* _GIVEN TASK_: Determine how many lines hold "subtitle" and give only that number.

··· DATASET ENTRIES

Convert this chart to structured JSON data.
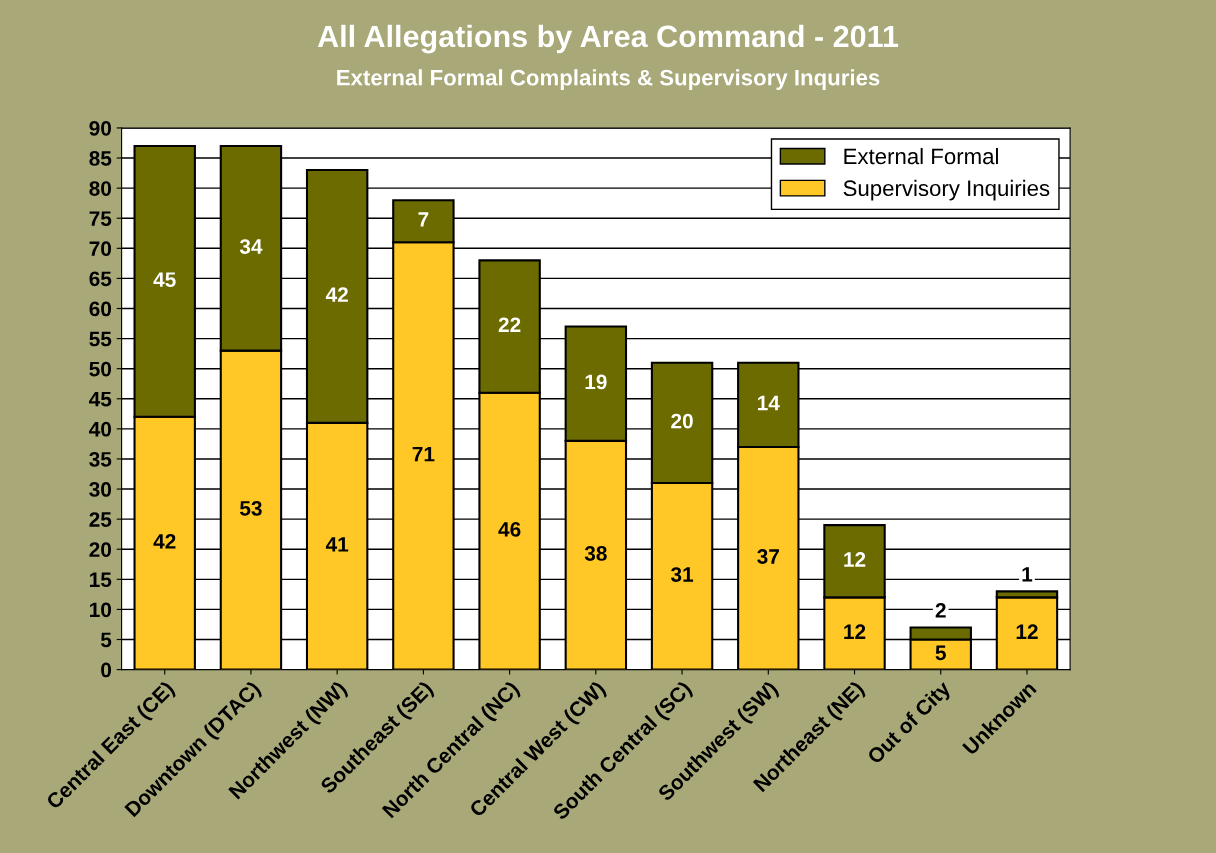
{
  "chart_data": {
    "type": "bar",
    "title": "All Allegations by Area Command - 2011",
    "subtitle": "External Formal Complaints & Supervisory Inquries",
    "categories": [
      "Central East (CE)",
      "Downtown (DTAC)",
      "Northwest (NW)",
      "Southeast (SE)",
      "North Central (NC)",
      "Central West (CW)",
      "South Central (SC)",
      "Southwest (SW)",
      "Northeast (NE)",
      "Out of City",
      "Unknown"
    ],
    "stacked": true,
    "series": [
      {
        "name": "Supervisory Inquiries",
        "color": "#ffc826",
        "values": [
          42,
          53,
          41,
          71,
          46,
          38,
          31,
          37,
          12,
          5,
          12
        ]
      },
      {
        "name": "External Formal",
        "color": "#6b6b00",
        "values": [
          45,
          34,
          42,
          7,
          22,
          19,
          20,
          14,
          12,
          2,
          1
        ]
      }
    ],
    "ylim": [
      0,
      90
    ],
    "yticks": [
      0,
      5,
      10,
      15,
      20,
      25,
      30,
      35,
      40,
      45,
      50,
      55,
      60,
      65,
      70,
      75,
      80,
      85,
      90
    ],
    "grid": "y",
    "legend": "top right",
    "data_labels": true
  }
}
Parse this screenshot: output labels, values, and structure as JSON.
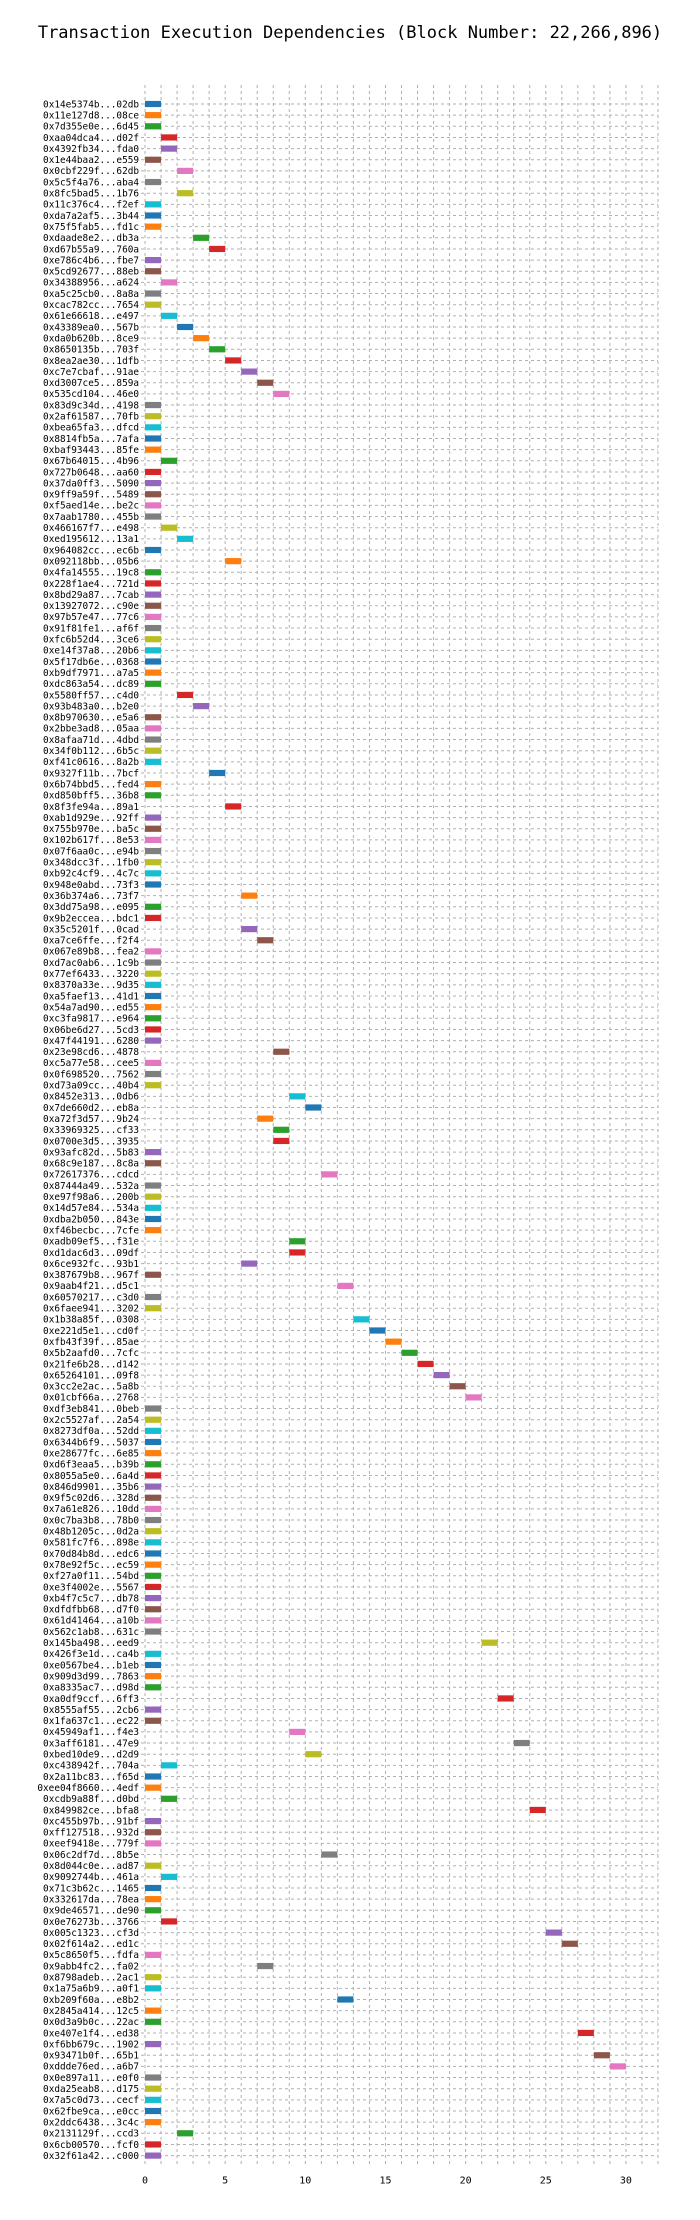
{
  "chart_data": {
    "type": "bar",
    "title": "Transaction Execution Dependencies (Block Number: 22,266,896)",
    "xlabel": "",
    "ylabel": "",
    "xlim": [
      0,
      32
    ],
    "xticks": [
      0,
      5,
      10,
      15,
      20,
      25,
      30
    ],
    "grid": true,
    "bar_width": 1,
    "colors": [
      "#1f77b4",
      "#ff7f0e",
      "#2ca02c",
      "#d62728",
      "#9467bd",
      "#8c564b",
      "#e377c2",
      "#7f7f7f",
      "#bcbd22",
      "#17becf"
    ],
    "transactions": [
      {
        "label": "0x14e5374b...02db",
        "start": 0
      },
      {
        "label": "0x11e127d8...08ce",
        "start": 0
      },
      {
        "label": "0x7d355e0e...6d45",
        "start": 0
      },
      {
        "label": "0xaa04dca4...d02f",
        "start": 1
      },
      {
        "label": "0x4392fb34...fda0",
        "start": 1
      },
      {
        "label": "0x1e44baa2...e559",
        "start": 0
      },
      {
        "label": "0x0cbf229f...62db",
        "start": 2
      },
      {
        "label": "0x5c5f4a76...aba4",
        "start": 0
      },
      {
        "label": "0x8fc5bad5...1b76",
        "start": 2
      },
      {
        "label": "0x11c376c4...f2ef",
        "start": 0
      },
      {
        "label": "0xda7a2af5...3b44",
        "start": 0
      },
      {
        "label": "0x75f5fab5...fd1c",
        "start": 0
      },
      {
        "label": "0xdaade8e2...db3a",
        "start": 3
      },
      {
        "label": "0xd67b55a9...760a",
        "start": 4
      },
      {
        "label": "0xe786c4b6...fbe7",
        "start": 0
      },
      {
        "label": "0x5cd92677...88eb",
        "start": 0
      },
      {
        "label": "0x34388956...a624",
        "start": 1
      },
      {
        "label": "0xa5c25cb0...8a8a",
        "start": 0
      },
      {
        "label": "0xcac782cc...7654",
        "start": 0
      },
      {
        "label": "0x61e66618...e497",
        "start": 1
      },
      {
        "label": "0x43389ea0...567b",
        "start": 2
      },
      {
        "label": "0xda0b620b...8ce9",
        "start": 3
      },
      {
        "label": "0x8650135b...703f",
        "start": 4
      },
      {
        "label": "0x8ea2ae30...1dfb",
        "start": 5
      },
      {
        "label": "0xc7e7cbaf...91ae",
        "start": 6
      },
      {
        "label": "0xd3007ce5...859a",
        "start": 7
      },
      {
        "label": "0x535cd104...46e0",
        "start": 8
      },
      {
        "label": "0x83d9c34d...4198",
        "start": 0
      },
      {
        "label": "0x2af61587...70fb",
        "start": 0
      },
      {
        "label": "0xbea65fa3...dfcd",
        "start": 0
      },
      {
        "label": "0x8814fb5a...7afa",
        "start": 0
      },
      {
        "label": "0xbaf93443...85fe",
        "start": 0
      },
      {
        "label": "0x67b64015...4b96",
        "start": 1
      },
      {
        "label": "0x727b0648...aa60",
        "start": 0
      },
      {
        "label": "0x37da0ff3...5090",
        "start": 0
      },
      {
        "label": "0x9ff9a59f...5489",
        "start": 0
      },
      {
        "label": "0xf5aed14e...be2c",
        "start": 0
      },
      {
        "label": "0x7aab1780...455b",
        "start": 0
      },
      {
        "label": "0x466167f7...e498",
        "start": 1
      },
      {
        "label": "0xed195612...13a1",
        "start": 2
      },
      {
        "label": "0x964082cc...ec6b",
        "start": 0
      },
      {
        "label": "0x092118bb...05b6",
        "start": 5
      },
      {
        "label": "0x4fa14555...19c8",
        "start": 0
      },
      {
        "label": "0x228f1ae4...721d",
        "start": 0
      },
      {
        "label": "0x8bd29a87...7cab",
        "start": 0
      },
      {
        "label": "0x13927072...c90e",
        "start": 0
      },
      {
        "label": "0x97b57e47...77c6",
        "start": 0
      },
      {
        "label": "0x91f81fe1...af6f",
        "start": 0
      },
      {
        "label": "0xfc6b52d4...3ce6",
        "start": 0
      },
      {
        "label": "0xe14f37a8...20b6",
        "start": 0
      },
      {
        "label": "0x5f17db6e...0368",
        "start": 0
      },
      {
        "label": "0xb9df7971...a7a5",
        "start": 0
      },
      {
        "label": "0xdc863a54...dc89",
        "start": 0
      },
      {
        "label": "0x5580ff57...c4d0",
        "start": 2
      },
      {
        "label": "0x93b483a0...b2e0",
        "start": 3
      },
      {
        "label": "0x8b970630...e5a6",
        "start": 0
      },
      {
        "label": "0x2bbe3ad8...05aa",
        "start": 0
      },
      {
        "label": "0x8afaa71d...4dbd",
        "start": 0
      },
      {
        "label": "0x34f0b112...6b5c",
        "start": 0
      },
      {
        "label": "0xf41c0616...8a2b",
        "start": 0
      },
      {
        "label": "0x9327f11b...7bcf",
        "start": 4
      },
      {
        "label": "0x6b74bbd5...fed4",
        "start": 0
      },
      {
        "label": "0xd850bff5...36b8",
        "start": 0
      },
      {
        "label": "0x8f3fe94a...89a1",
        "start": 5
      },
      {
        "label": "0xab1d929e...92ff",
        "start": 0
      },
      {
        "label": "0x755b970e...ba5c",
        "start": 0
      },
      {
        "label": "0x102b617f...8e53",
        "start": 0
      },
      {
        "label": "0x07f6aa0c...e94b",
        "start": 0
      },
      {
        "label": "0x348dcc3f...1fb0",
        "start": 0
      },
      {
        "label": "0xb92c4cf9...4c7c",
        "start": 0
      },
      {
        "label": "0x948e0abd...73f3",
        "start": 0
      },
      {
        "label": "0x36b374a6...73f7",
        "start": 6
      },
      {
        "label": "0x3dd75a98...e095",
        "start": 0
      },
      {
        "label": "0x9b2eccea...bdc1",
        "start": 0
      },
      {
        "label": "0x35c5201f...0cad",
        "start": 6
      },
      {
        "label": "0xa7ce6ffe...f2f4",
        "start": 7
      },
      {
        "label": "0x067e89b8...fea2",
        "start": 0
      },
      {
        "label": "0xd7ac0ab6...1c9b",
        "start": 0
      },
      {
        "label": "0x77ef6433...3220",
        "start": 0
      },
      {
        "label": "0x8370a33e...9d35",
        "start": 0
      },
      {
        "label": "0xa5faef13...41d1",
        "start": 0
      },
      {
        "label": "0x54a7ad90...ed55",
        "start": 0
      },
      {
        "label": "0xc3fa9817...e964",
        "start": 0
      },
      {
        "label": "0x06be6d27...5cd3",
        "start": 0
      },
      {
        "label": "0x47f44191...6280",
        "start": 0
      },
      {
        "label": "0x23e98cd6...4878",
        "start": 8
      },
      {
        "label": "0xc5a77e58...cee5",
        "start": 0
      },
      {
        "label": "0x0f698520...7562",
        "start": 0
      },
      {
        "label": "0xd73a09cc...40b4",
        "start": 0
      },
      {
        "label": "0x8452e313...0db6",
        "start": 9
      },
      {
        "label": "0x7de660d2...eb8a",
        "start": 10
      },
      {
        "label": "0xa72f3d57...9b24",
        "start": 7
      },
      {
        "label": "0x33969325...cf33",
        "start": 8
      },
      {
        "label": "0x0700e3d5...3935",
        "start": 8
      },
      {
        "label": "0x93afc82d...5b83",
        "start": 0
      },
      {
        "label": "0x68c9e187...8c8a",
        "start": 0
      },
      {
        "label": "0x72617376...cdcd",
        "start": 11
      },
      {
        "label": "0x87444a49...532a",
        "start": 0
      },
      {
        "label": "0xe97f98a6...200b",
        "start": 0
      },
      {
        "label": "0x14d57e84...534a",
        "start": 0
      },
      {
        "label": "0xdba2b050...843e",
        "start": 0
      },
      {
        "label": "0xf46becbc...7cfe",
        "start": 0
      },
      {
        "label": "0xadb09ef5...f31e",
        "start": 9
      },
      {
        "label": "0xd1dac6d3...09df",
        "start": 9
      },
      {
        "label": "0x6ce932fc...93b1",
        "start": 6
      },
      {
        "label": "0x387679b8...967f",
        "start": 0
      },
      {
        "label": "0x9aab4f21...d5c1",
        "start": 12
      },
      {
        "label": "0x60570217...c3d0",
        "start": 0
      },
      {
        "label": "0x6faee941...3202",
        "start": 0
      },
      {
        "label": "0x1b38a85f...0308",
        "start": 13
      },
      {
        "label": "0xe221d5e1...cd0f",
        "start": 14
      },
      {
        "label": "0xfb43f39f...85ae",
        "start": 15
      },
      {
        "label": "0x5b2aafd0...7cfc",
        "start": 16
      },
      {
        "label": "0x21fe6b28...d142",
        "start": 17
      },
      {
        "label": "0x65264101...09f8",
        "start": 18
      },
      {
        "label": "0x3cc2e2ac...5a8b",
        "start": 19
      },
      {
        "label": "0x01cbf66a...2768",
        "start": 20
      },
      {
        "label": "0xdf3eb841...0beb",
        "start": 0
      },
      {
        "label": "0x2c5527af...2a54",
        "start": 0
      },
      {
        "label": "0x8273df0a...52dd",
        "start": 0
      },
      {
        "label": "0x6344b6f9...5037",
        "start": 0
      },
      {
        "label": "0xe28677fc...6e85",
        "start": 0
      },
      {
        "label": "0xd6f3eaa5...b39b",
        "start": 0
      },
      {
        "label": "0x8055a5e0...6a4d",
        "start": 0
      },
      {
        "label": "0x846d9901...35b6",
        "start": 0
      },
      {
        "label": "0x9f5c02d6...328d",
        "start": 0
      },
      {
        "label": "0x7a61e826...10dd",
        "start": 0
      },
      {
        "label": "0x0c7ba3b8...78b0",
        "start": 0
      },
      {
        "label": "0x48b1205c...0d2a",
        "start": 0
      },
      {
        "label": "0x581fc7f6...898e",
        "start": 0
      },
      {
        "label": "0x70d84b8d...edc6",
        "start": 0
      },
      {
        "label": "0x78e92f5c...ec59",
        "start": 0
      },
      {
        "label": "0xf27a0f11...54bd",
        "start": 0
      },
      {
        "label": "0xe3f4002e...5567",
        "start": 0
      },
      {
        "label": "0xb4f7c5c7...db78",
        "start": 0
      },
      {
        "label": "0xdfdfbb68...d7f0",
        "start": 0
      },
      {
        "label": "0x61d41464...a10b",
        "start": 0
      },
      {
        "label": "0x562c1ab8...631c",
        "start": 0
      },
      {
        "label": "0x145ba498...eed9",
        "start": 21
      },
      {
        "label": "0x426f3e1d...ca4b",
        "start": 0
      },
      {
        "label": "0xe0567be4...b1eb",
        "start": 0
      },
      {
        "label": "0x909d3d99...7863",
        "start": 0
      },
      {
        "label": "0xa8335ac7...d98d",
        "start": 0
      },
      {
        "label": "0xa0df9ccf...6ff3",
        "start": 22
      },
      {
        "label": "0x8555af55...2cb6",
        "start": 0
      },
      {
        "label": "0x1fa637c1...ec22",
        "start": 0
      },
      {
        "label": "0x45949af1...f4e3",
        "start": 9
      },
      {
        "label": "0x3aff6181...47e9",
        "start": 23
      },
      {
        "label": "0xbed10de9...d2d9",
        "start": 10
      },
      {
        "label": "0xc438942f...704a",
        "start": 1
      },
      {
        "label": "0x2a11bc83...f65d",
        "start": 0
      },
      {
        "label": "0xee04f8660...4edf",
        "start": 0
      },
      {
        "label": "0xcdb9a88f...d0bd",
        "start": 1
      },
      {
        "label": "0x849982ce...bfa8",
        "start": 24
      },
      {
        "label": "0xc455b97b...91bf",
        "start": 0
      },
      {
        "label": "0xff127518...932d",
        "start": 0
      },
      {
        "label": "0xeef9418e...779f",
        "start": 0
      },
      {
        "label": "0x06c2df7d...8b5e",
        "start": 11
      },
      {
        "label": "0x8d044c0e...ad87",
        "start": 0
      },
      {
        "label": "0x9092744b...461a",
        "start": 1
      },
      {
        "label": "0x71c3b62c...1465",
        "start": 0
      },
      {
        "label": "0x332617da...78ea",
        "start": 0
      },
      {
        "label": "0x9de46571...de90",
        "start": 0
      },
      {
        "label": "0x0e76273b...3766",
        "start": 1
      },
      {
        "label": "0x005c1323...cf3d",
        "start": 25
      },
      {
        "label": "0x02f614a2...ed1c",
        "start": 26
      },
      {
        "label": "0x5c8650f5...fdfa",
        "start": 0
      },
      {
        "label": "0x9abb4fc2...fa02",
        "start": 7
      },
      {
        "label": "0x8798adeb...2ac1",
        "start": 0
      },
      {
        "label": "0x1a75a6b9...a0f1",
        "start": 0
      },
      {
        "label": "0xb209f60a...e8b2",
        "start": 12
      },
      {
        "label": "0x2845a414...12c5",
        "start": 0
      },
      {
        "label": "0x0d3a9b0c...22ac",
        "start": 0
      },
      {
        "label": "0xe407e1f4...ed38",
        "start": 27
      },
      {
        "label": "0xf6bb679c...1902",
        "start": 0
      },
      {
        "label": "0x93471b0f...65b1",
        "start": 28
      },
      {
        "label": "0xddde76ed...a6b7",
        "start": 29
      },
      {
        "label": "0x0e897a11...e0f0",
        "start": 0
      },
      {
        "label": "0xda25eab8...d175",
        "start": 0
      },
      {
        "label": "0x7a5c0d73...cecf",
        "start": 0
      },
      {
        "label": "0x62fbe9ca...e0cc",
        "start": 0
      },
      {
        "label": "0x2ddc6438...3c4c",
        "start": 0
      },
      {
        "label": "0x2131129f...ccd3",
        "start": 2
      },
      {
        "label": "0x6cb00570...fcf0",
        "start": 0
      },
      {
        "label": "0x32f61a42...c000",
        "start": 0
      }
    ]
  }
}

······
··· DATASET ENTRIES

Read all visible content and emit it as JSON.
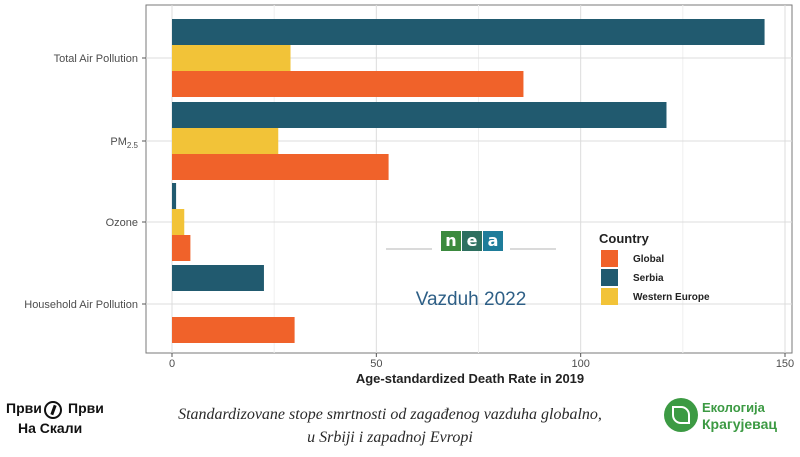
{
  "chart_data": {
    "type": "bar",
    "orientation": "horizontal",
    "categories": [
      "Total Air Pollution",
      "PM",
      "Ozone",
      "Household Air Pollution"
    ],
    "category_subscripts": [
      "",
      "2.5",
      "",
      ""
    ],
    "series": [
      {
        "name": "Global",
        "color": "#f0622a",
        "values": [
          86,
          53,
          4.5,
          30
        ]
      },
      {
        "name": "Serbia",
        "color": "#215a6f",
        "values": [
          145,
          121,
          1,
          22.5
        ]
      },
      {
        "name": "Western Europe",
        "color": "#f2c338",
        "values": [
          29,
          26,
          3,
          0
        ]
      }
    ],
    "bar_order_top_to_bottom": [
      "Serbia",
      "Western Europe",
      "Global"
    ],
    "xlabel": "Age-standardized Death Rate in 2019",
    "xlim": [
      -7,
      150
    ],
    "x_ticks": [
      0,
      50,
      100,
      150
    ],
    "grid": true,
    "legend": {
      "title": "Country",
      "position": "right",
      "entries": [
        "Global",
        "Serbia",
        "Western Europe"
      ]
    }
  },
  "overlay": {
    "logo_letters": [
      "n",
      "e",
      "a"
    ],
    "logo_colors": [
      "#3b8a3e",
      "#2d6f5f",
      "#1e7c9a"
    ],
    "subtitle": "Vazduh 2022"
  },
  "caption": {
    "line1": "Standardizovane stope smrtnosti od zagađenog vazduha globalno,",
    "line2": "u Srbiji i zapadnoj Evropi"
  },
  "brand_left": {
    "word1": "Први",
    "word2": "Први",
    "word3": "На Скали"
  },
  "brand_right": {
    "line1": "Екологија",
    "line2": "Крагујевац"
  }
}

······

* _RESPONSE TO THE TASK_: 2